» **Objective**
The entries below need to be written out exactly, with no pictures included.

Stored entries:

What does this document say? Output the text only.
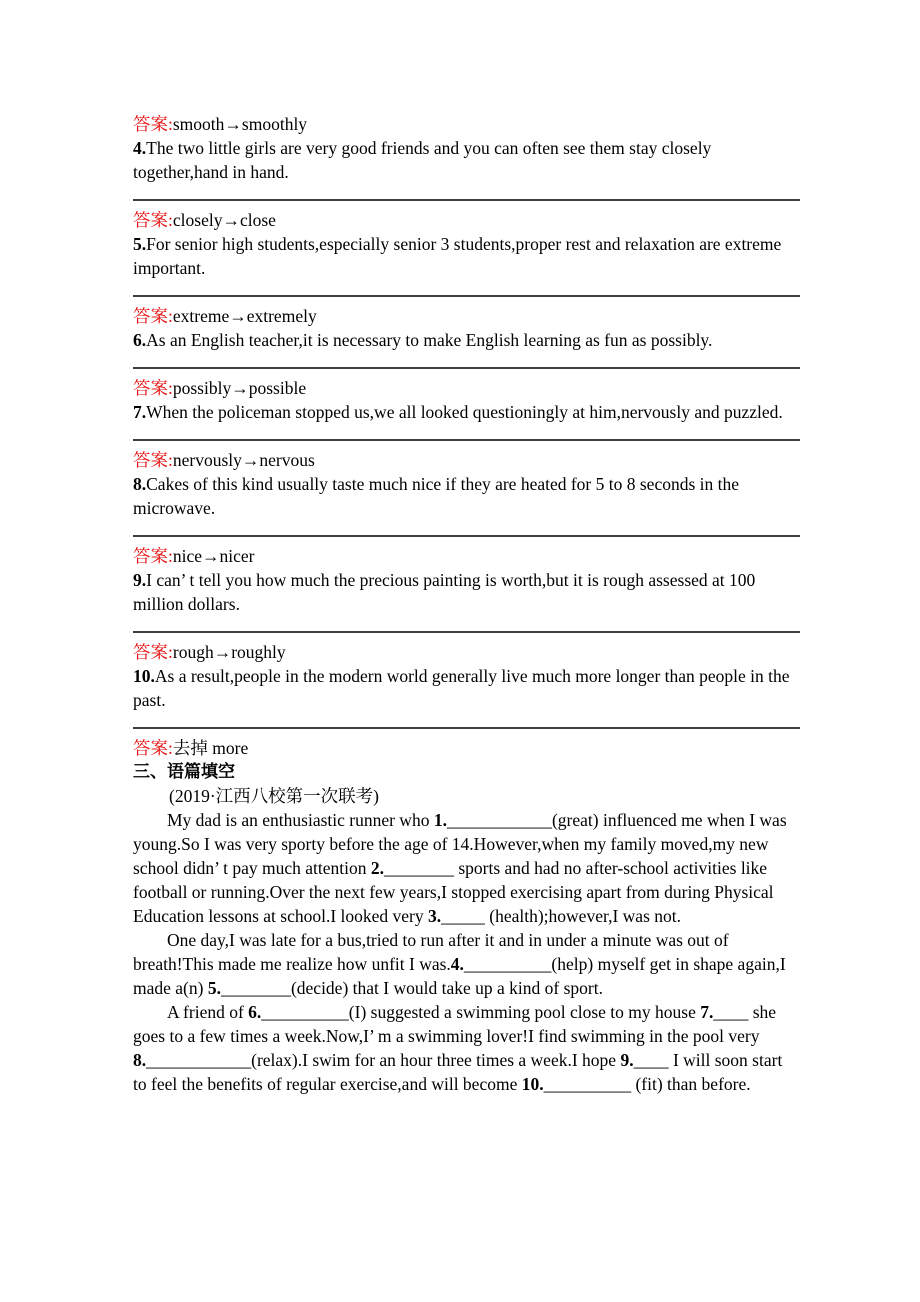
答案:smooth→smoothly

4.The two little girls are very good friends and you can often see them stay closely together,hand in hand.

答案:closely→close

5.For senior high students,especially senior 3 students,proper rest and relaxation are extreme important.

答案:extreme→extremely

6.As an English teacher,it is necessary to make English learning as fun as possibly.

答案:possibly→possible

7.When the policeman stopped us,we all looked questioningly at him,nervously and puzzled.

答案:nervously→nervous

8.Cakes of this kind usually taste much nice if they are heated for 5 to 8 seconds in the microwave.

答案:nice→nicer

9.I can’ t tell you how much the precious painting is worth,but it is rough assessed at 100 million dollars.

答案:rough→roughly

10.As a result,people in the modern world generally live much more longer than people in the past.

答案:去掉 more

三、语篇填空

(2019·江西八校第一次联考)

My dad is an enthusiastic runner who 1.____________(great) influenced me when I was young.So I was very sporty before the age of 14.However,when my family moved,my new school didn’ t pay much attention 2.________ sports and had no after-school activities like football or running.Over the next few years,I stopped exercising apart from during Physical Education lessons at school.I looked very 3._____ (health);however,I was not.

One day,I was late for a bus,tried to run after it and in under a minute was out of breath!This made me realize how unfit I was.4.__________(help) myself get in shape again,I made a(n) 5.________(decide) that I would take up a kind of sport.

A friend of 6.__________(I) suggested a swimming pool close to my house 7.____ she goes to a few times a week.Now,I’ m a swimming lover!I find swimming in the pool very 8.____________(relax).I swim for an hour three times a week.I hope 9.____ I will soon start to feel the benefits of regular exercise,and will become 10.__________ (fit) than before.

» **Solution to this task**
What does this document say? Output the text only.
答案:smooth→smoothly

4.The two little girls are very good friends and you can often see them stay closely together,hand in hand.

答案:closely→close

5.For senior high students,especially senior 3 students,proper rest and relaxation are extreme important.

答案:extreme→extremely

6.As an English teacher,it is necessary to make English learning as fun as possibly.

答案:possibly→possible

7.When the policeman stopped us,we all looked questioningly at him,nervously and puzzled.

答案:nervously→nervous

8.Cakes of this kind usually taste much nice if they are heated for 5 to 8 seconds in the microwave.

答案:nice→nicer

9.I can’ t tell you how much the precious painting is worth,but it is rough assessed at 100 million dollars.

答案:rough→roughly

10.As a result,people in the modern world generally live much more longer than people in the past.

答案:去掉 more

三、语篇填空

(2019·江西八校第一次联考)

My dad is an enthusiastic runner who 1.____________(great) influenced me when I was young.So I was very sporty before the age of 14.However,when my family moved,my new school didn’ t pay much attention 2.________ sports and had no after-school activities like football or running.Over the next few years,I stopped exercising apart from during Physical Education lessons at school.I looked very 3._____ (health);however,I was not.

One day,I was late for a bus,tried to run after it and in under a minute was out of breath!This made me realize how unfit I was.4.__________(help) myself get in shape again,I made a(n) 5.________(decide) that I would take up a kind of sport.

A friend of 6.__________(I) suggested a swimming pool close to my house 7.____ she goes to a few times a week.Now,I’ m a swimming lover!I find swimming in the pool very 8.____________(relax).I swim for an hour three times a week.I hope 9.____ I will soon start to feel the benefits of regular exercise,and will become 10.__________ (fit) than before.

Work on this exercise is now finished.